- SHORT EXERCISE
Scan the entries for the string "определить" and give the number of lines that have it, nothing further.

Collected data
------------

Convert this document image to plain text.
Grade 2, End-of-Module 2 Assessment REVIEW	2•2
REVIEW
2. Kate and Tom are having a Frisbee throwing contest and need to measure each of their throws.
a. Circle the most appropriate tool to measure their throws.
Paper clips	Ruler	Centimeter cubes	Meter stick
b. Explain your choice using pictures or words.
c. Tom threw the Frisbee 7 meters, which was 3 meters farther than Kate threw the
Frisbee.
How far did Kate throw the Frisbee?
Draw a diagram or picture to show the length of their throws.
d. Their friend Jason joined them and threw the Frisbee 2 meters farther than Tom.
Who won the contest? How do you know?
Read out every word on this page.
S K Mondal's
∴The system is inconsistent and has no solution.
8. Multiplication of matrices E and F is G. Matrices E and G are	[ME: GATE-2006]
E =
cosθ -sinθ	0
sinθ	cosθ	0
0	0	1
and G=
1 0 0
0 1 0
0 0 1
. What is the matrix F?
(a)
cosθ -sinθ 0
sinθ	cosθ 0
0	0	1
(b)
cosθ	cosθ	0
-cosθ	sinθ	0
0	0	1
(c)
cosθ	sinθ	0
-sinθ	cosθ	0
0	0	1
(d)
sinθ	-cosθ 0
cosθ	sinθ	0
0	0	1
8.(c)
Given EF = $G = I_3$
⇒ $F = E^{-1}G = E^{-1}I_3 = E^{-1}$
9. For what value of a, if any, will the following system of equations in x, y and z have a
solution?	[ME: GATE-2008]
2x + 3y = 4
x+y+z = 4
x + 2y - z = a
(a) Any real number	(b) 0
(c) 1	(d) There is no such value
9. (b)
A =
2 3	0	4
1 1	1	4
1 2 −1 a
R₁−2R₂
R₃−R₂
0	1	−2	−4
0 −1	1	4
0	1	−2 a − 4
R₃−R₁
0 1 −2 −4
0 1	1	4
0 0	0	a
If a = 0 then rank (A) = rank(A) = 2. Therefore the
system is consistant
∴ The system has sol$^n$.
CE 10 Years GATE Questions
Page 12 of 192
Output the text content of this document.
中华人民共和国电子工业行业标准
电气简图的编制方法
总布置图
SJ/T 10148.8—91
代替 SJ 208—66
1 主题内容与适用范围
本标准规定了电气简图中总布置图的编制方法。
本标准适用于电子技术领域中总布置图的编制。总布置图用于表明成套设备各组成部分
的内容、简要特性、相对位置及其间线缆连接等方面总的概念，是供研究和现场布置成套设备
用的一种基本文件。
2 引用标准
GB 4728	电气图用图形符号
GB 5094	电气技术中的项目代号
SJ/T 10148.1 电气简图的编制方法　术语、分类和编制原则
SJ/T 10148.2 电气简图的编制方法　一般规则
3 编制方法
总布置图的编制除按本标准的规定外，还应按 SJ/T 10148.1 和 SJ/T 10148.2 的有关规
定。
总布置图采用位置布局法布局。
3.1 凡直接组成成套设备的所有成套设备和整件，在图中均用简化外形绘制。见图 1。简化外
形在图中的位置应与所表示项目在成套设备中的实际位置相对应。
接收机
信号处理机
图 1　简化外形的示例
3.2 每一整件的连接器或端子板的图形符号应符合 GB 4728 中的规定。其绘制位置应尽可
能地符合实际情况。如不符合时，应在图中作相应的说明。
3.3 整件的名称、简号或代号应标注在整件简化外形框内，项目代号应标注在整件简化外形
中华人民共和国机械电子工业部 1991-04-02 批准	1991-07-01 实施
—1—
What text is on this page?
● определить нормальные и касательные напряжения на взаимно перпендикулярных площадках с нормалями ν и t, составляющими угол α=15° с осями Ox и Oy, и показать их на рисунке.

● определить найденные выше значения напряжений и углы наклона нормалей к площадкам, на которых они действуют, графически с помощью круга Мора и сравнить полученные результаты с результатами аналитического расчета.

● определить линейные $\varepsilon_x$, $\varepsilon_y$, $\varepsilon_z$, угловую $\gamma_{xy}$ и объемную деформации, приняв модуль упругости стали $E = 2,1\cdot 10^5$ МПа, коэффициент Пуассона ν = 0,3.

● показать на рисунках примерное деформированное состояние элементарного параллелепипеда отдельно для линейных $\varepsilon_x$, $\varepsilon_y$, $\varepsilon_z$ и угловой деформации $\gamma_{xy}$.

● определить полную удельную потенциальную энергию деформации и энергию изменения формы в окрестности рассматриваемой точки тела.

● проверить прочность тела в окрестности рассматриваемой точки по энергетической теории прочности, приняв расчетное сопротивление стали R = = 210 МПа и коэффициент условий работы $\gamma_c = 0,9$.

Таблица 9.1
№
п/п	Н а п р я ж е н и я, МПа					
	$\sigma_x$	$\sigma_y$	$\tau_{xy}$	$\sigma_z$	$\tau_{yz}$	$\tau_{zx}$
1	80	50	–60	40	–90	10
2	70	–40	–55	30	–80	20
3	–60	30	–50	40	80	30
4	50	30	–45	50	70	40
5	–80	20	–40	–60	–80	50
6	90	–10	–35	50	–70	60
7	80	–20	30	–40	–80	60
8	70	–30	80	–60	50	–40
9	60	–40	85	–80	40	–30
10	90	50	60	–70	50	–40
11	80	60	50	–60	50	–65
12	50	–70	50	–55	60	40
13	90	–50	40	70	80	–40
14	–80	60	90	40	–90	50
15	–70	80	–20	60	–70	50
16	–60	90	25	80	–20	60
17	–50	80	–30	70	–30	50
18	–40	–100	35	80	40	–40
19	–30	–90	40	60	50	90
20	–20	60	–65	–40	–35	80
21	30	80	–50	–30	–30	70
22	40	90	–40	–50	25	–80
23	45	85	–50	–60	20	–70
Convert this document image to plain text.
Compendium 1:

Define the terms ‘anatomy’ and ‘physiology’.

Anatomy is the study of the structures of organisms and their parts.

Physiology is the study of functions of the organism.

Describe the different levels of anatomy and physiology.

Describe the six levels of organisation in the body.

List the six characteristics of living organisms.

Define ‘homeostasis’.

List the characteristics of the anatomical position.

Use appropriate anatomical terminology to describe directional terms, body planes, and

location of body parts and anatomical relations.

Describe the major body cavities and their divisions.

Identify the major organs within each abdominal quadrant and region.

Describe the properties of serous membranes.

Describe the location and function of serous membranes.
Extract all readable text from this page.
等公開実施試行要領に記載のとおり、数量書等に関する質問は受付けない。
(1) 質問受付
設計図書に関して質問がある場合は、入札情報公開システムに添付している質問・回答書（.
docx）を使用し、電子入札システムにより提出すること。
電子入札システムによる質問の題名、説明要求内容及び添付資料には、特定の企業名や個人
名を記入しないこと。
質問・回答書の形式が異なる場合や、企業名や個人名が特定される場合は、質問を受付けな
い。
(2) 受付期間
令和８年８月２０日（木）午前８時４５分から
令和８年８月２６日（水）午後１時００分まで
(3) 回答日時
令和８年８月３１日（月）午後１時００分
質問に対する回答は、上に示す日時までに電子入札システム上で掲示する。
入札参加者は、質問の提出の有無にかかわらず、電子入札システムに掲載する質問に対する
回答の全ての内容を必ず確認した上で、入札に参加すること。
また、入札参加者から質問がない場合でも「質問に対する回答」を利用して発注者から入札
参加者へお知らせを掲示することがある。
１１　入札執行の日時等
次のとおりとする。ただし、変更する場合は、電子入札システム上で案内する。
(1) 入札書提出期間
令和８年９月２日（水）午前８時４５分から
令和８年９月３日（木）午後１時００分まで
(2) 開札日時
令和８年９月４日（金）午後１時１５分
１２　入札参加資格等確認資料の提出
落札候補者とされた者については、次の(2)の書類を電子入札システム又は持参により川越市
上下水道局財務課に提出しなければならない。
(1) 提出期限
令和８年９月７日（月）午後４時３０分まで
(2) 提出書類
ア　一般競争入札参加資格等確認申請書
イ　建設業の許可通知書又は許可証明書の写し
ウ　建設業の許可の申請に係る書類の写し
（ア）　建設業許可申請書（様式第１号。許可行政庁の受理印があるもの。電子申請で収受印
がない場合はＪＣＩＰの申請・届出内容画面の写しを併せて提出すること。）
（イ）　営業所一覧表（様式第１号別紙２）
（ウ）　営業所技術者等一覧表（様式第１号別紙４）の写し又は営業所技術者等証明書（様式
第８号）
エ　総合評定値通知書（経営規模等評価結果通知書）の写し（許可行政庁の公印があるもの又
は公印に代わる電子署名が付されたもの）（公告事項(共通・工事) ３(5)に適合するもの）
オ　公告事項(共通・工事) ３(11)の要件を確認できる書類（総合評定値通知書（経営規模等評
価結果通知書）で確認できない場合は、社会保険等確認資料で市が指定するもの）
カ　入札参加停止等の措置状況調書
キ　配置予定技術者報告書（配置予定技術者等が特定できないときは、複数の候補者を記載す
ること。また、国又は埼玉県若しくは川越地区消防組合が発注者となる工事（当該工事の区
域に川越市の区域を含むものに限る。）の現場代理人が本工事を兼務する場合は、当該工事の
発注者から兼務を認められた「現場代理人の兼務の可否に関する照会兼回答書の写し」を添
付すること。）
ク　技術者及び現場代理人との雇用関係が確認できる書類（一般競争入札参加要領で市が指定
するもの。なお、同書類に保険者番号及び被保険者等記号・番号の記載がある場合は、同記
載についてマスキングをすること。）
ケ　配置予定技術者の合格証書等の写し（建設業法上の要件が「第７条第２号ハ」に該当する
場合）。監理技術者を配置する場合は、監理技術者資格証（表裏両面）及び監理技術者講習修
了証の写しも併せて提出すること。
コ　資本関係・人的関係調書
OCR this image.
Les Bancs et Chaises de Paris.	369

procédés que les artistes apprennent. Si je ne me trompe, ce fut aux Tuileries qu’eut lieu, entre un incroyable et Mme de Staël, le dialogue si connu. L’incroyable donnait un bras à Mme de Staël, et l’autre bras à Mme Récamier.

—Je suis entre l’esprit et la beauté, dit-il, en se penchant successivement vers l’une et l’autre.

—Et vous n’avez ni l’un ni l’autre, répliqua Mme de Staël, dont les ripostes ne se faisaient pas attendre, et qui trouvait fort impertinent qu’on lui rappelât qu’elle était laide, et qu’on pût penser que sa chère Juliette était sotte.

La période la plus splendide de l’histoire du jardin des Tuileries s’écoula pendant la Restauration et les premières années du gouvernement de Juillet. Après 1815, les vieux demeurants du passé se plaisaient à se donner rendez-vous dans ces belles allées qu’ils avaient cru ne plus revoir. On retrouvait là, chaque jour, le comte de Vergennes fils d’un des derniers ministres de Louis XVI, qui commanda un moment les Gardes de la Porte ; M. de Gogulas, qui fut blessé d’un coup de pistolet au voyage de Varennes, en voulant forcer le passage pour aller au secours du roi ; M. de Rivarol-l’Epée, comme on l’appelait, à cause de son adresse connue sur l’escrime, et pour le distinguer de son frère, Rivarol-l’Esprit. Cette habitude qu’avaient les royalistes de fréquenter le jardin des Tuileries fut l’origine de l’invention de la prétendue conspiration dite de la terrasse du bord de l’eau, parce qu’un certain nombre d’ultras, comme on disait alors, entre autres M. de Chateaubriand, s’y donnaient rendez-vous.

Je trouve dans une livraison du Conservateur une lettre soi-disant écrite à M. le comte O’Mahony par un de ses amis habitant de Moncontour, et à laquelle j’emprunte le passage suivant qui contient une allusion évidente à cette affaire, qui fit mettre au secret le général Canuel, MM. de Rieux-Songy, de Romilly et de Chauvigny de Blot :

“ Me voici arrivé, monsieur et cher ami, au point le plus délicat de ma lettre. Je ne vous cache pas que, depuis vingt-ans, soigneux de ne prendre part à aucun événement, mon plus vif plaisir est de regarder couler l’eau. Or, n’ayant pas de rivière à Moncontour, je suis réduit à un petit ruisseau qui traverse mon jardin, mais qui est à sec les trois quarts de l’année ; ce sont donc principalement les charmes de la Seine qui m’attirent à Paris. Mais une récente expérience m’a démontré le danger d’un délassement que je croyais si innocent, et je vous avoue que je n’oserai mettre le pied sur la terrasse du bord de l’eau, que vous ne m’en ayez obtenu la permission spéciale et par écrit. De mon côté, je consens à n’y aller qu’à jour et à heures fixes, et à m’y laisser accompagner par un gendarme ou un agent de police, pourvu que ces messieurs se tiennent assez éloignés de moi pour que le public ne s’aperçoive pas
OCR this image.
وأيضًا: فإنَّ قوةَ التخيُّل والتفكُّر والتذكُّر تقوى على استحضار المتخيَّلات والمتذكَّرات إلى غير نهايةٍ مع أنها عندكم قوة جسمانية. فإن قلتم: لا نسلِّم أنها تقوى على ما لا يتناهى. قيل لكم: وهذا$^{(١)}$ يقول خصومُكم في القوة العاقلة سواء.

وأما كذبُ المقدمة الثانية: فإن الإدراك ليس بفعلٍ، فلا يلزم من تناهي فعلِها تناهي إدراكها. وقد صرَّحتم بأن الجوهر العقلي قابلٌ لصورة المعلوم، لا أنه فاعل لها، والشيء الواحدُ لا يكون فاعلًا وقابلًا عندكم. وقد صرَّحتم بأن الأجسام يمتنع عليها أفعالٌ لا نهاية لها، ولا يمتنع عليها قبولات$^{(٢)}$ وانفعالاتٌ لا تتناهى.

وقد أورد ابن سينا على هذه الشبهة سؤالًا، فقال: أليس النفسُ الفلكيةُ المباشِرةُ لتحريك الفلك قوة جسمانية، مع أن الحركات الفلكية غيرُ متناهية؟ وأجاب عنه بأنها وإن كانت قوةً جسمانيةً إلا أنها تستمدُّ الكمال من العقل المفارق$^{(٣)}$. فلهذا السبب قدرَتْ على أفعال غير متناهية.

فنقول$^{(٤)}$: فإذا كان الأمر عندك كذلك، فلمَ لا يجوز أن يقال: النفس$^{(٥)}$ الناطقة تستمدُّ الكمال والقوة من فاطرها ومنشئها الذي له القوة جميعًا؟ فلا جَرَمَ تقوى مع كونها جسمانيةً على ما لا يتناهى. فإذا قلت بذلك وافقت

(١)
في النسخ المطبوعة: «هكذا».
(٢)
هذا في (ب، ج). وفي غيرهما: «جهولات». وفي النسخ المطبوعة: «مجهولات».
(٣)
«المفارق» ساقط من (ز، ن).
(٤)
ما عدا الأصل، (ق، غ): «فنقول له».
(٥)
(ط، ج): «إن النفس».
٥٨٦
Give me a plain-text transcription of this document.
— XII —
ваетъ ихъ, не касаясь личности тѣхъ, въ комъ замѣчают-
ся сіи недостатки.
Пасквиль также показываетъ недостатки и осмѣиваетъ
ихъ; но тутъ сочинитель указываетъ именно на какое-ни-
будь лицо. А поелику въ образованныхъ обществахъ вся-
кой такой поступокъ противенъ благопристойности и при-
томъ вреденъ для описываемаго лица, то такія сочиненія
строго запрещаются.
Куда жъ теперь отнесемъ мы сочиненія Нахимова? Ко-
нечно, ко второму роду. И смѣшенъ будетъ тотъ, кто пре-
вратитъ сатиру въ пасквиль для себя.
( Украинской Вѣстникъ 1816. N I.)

------------

- RESULT OF THIS EXERCISE
4